Filter this material down to the lines that hold "¼p₂²", copying each one.

## MATERIAL SHOWN
****************

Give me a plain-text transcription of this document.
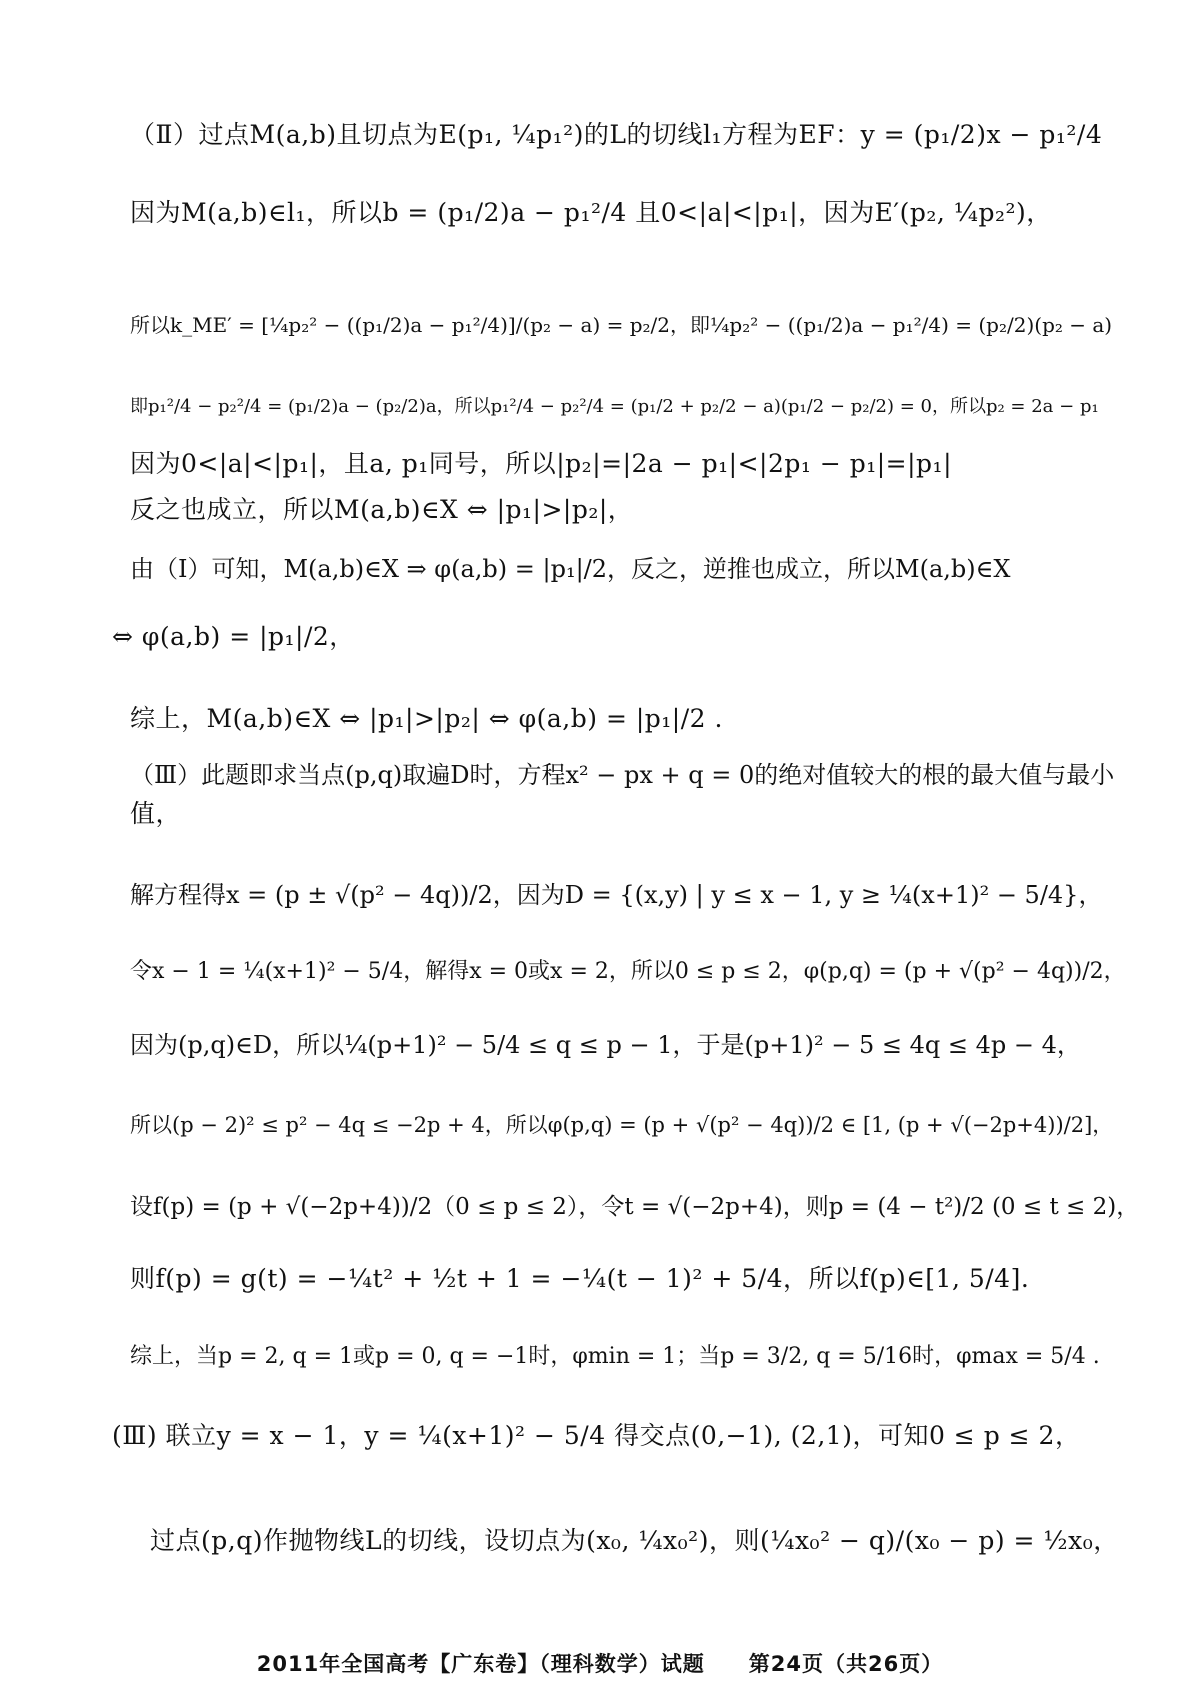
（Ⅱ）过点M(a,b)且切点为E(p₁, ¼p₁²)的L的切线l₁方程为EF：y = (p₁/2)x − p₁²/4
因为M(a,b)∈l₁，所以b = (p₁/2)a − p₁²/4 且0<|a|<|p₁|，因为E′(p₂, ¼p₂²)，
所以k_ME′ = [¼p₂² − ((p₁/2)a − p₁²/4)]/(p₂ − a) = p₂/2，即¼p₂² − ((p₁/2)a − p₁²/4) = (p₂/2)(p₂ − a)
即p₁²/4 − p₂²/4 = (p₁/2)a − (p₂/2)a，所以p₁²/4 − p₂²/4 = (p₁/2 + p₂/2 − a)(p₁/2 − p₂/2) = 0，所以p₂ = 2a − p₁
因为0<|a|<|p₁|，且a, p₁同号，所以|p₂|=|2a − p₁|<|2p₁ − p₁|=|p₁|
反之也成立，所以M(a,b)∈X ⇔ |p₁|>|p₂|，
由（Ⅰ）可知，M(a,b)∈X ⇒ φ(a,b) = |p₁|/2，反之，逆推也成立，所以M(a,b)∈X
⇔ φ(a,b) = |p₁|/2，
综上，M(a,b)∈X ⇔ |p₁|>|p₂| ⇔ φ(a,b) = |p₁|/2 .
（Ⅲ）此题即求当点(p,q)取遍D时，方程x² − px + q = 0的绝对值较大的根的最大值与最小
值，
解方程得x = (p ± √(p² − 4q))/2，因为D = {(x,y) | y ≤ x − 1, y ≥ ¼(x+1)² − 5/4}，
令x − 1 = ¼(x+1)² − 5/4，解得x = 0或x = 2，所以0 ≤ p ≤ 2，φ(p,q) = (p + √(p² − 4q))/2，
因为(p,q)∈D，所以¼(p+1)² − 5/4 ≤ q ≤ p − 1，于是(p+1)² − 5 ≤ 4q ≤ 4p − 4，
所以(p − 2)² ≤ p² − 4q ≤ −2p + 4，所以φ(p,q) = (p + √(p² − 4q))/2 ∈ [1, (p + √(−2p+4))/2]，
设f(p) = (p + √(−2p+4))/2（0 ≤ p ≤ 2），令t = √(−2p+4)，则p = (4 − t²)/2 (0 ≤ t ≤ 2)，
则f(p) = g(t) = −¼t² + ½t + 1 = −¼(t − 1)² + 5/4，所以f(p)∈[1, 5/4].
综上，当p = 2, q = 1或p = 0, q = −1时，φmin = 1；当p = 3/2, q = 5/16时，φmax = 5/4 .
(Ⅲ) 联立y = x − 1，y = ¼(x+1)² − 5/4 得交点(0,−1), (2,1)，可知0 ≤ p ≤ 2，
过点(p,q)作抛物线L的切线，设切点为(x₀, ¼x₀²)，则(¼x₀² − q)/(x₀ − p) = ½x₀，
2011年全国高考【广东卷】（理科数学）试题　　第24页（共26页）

****************

## TASK SOLUTION
因为M(a,b)∈l₁，所以b = (p₁/2)a − p₁²/4 且0<|a|<|p₁|，因为E′(p₂, ¼p₂²)，
所以k_ME′ = [¼p₂² − ((p₁/2)a − p₁²/4)]/(p₂ − a) = p₂/2，即¼p₂² − ((p₁/2)a − p₁²/4) = (p₂/2)(p₂ − a)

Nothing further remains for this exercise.